* **Given exercise**
Pick out all lines in the listing holding the string "title" and copy them.

Extracted data entries:
◇ ◇ ◇ ◇
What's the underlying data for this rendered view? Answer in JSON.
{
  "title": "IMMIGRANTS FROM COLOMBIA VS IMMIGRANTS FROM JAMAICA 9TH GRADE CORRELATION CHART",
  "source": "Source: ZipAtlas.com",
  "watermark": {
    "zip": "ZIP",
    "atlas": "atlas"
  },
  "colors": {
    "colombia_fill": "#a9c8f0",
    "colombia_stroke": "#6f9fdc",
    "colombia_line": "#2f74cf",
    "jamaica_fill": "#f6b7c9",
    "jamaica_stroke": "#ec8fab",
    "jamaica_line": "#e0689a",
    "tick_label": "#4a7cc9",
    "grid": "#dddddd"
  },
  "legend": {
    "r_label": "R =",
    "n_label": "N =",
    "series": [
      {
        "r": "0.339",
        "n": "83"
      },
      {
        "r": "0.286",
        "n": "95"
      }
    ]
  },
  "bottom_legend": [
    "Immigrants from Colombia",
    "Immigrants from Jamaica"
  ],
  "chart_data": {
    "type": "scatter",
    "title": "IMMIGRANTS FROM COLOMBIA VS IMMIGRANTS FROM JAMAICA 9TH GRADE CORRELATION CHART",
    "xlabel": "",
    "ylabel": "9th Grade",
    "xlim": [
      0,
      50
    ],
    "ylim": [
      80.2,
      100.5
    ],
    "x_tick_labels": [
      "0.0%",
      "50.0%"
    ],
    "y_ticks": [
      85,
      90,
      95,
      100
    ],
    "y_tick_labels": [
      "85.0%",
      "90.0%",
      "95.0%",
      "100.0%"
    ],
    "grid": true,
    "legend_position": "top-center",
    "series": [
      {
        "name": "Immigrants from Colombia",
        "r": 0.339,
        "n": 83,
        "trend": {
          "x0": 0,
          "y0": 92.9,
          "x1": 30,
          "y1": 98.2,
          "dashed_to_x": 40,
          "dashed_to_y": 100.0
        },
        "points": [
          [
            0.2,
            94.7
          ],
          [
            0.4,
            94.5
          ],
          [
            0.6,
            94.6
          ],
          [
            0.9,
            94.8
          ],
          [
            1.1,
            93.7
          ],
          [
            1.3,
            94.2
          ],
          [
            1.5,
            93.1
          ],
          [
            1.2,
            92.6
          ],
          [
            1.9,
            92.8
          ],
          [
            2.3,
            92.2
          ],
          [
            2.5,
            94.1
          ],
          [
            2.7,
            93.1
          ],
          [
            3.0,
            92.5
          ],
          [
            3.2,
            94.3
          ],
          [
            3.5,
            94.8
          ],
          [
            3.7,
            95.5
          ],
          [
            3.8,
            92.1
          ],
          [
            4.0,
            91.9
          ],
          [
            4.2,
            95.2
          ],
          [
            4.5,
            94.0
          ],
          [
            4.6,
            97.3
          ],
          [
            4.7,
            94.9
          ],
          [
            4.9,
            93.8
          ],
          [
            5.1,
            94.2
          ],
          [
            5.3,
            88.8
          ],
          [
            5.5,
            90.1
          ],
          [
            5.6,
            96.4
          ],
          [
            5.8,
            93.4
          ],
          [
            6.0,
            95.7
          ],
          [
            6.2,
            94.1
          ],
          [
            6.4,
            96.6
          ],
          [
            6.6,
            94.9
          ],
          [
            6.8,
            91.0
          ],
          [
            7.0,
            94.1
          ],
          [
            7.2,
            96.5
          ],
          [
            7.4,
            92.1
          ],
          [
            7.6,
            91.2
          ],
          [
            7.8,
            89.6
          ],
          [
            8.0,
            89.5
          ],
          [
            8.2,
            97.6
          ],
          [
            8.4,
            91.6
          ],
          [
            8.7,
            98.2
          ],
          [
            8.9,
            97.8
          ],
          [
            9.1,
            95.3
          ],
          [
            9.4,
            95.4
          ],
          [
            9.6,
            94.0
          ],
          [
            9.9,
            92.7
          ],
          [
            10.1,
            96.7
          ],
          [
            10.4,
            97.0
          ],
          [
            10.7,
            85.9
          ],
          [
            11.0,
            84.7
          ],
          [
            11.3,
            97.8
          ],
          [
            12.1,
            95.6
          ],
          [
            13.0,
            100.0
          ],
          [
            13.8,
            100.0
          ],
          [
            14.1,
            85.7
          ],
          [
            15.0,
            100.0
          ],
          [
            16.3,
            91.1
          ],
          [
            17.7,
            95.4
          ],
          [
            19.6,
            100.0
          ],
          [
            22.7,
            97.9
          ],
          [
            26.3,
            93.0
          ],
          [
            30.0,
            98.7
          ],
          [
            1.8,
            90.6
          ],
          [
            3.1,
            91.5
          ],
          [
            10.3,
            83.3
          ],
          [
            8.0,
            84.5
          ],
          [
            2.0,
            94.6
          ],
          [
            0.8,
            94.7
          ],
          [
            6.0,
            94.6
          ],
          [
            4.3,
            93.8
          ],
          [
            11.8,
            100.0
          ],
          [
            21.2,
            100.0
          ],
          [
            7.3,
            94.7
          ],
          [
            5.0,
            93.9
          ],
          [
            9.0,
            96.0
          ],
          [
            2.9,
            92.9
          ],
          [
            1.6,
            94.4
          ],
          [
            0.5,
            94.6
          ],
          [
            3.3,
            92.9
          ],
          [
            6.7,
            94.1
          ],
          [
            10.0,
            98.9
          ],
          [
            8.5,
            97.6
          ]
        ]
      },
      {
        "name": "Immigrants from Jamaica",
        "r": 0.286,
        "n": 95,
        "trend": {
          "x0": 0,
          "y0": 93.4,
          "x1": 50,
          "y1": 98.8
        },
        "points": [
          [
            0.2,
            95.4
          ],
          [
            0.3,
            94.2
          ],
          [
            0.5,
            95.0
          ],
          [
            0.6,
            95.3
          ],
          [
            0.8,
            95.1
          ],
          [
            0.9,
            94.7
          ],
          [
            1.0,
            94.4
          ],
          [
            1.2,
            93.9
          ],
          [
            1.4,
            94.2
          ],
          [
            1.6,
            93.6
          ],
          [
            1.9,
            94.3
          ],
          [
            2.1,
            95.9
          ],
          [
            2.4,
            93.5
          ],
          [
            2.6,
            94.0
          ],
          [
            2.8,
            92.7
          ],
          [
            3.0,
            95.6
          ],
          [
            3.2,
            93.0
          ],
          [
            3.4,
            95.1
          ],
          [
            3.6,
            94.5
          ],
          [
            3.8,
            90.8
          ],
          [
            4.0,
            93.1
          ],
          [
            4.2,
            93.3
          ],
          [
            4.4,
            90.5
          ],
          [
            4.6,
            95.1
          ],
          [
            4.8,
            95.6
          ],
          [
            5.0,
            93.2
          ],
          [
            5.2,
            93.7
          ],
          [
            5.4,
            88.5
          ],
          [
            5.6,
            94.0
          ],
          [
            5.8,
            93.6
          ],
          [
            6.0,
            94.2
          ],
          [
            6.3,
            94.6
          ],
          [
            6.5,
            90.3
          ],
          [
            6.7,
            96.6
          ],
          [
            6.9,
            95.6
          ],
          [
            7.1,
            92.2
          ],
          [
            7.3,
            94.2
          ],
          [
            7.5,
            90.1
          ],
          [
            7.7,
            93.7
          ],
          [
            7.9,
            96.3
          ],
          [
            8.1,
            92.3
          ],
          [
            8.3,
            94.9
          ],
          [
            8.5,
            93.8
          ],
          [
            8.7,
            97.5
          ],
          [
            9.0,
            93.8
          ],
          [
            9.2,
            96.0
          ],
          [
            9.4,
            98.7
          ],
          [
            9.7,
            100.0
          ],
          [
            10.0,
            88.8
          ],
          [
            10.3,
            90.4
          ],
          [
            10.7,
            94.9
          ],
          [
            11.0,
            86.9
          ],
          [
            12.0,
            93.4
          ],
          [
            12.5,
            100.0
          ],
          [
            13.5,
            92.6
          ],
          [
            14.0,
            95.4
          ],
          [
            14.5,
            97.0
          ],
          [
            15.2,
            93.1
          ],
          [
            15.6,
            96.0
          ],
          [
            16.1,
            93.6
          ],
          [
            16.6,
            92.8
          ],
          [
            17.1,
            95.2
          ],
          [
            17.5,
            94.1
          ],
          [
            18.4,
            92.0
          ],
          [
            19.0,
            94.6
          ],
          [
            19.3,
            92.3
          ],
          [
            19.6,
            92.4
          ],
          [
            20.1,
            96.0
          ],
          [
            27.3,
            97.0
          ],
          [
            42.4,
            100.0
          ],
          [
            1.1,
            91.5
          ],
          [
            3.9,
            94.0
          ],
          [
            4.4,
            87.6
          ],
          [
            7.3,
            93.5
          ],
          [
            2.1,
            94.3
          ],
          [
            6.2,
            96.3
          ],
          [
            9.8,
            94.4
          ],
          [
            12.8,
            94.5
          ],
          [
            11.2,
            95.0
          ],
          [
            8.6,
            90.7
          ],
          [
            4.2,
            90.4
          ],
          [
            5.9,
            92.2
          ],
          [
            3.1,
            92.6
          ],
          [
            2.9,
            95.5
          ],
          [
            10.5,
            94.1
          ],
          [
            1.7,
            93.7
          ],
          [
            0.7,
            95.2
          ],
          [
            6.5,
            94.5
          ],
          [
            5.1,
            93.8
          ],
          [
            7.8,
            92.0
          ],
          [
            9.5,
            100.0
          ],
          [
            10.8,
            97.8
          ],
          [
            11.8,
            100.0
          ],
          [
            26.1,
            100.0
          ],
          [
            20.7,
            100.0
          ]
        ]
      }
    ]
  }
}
◇ ◇ ◇ ◇
* **Output of the task**
  "title": "IMMIGRANTS FROM COLOMBIA VS IMMIGRANTS FROM JAMAICA 9TH GRADE CORRELATION CHART",
    "title": "IMMIGRANTS FROM COLOMBIA VS IMMIGRANTS FROM JAMAICA 9TH GRADE CORRELATION CHART",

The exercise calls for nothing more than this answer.